SHORT PROBLEM:
Your task is to extract the lines from the one holding "Output a JSON" through the end of the material. Set them down exactly and add nothing.

Data items:
———
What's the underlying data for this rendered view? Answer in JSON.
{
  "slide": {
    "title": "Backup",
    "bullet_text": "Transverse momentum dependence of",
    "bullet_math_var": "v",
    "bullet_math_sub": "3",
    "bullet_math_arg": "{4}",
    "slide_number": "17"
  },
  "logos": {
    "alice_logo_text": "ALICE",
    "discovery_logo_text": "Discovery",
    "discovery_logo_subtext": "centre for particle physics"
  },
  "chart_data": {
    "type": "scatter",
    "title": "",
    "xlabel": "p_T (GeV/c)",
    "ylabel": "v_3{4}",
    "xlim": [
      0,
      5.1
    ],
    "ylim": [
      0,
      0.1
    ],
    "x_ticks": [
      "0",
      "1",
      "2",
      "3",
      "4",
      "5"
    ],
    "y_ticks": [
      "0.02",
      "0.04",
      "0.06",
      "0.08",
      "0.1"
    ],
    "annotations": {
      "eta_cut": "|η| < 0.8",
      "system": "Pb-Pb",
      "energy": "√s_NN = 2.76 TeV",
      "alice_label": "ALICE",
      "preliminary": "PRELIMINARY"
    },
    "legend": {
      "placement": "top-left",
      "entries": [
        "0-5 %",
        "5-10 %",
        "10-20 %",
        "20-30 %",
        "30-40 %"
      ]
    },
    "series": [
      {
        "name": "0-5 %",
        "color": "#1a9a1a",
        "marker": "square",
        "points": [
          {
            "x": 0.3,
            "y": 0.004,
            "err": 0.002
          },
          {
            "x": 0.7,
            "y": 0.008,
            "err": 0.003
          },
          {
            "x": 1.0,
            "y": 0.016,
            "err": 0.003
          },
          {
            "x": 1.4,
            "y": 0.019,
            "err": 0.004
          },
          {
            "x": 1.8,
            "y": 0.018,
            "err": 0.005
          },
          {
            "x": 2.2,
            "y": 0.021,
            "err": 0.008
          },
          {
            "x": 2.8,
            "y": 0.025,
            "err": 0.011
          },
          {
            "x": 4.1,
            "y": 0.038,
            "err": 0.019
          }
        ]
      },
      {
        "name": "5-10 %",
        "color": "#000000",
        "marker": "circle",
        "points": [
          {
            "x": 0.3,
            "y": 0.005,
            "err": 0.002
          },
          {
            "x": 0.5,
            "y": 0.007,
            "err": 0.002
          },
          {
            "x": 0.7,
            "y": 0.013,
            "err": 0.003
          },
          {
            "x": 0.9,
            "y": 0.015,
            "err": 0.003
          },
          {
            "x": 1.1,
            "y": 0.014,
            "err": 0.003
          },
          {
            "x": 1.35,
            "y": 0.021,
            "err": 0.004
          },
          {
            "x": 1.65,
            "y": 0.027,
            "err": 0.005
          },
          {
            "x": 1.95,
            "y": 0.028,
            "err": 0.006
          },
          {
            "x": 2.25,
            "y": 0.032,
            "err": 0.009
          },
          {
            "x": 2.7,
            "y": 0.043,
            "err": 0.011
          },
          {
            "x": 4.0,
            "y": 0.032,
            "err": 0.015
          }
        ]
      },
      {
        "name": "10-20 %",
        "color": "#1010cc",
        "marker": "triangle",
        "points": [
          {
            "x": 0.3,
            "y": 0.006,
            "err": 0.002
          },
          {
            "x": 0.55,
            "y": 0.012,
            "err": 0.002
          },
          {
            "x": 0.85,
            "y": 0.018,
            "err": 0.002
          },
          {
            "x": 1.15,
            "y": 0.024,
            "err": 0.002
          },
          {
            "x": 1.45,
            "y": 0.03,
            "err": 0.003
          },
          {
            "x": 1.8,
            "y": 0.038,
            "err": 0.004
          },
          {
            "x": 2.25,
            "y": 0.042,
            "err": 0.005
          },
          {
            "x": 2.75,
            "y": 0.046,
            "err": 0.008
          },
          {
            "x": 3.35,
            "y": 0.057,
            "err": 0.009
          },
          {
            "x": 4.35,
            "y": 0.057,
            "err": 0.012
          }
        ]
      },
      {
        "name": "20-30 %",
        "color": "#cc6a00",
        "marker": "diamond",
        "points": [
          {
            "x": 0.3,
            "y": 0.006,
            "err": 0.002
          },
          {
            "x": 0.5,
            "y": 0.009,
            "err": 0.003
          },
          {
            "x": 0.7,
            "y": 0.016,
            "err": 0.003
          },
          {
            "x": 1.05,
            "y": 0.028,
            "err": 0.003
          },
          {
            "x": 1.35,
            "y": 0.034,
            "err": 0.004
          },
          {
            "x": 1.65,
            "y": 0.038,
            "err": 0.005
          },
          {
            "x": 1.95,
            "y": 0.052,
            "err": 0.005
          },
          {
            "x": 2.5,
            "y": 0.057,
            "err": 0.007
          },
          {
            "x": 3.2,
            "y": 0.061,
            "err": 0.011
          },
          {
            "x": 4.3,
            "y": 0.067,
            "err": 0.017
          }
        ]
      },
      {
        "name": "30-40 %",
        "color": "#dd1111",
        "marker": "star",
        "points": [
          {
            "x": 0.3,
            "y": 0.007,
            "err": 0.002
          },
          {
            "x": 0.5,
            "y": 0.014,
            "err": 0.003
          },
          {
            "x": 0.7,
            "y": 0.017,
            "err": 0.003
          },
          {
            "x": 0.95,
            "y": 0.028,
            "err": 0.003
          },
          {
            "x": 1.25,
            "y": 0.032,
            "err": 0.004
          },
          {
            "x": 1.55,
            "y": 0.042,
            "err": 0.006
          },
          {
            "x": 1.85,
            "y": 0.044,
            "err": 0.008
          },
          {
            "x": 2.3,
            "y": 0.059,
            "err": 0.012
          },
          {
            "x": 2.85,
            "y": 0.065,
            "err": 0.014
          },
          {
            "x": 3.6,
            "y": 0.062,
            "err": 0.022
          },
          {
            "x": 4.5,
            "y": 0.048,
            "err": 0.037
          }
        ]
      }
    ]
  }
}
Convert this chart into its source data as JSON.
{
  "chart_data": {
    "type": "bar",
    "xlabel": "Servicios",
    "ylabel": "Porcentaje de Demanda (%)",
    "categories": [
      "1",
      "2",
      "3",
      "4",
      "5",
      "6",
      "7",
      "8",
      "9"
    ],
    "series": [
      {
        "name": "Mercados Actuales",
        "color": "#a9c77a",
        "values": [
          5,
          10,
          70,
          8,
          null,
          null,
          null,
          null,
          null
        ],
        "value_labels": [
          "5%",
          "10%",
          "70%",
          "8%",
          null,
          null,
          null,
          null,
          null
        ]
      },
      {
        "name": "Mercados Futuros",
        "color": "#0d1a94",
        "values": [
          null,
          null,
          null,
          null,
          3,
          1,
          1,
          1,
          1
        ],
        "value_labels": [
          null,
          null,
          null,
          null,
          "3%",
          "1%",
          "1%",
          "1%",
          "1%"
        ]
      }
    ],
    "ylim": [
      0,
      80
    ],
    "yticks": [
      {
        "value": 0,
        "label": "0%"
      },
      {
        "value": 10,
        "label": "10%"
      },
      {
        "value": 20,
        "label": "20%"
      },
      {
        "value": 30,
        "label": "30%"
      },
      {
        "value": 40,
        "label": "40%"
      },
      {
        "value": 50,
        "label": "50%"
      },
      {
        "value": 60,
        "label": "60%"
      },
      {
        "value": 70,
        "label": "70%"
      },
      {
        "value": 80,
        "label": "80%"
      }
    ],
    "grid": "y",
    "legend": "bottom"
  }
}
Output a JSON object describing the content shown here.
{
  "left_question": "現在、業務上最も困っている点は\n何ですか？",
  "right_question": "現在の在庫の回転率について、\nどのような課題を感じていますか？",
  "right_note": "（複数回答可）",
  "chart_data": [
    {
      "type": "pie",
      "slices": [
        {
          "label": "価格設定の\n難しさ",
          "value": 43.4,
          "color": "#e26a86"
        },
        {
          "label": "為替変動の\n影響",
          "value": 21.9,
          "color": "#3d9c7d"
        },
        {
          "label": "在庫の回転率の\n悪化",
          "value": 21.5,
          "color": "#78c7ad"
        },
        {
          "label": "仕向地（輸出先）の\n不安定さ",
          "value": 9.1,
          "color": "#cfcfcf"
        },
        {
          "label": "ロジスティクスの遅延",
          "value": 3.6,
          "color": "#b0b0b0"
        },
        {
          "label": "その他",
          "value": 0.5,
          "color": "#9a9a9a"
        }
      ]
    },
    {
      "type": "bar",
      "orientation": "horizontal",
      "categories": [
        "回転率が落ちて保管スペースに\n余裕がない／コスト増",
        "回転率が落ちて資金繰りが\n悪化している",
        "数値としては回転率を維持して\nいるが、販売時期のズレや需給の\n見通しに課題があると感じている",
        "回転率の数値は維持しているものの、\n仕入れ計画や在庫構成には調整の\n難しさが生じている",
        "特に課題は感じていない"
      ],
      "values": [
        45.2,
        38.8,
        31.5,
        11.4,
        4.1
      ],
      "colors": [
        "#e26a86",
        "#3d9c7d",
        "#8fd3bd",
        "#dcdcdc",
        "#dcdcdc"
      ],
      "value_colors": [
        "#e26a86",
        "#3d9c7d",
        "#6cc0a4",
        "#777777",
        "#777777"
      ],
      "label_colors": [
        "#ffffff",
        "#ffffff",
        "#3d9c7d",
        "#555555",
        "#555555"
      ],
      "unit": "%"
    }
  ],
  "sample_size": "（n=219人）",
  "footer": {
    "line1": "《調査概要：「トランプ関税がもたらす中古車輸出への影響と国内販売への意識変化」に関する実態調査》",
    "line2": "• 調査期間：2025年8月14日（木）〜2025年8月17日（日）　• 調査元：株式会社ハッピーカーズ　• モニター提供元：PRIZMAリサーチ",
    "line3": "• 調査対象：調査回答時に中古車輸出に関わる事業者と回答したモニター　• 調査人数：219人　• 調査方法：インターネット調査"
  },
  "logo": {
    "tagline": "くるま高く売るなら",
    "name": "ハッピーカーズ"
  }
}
———
FULL RESPONSE:
Output a JSON object describing the content shown here.
{
  "left_question": "現在、業務上最も困っている点は\n何ですか？",
  "right_question": "現在の在庫の回転率について、\nどのような課題を感じていますか？",
  "right_note": "（複数回答可）",
  "chart_data": [
    {
      "type": "pie",
      "slices": [
        {
          "label": "価格設定の\n難しさ",
          "value": 43.4,
          "color": "#e26a86"
        },
        {
          "label": "為替変動の\n影響",
          "value": 21.9,
          "color": "#3d9c7d"
        },
        {
          "label": "在庫の回転率の\n悪化",
          "value": 21.5,
          "color": "#78c7ad"
        },
        {
          "label": "仕向地（輸出先）の\n不安定さ",
          "value": 9.1,
          "color": "#cfcfcf"
        },
        {
          "label": "ロジスティクスの遅延",
          "value": 3.6,
          "color": "#b0b0b0"
        },
        {
          "label": "その他",
          "value": 0.5,
          "color": "#9a9a9a"
        }
      ]
    },
    {
      "type": "bar",
      "orientation": "horizontal",
      "categories": [
        "回転率が落ちて保管スペースに\n余裕がない／コスト増",
        "回転率が落ちて資金繰りが\n悪化している",
        "数値としては回転率を維持して\nいるが、販売時期のズレや需給の\n見通しに課題があると感じている",
        "回転率の数値は維持しているものの、\n仕入れ計画や在庫構成には調整の\n難しさが生じている",
        "特に課題は感じていない"
      ],
      "values": [
        45.2,
        38.8,
        31.5,
        11.4,
        4.1
      ],
      "colors": [
        "#e26a86",
        "#3d9c7d",
        "#8fd3bd",
        "#dcdcdc",
        "#dcdcdc"
      ],
      "value_colors": [
        "#e26a86",
        "#3d9c7d",
        "#6cc0a4",
        "#777777",
        "#777777"
      ],
      "label_colors": [
        "#ffffff",
        "#ffffff",
        "#3d9c7d",
        "#555555",
        "#555555"
      ],
      "unit": "%"
    }
  ],
  "sample_size": "（n=219人）",
  "footer": {
    "line1": "《調査概要：「トランプ関税がもたらす中古車輸出への影響と国内販売への意識変化」に関する実態調査》",
    "line2": "• 調査期間：2025年8月14日（木）〜2025年8月17日（日）　• 調査元：株式会社ハッピーカーズ　• モニター提供元：PRIZMAリサーチ",
    "line3": "• 調査対象：調査回答時に中古車輸出に関わる事業者と回答したモニター　• 調査人数：219人　• 調査方法：インターネット調査"
  },
  "logo": {
    "tagline": "くるま高く売るなら",
    "name": "ハッピーカーズ"
  }
}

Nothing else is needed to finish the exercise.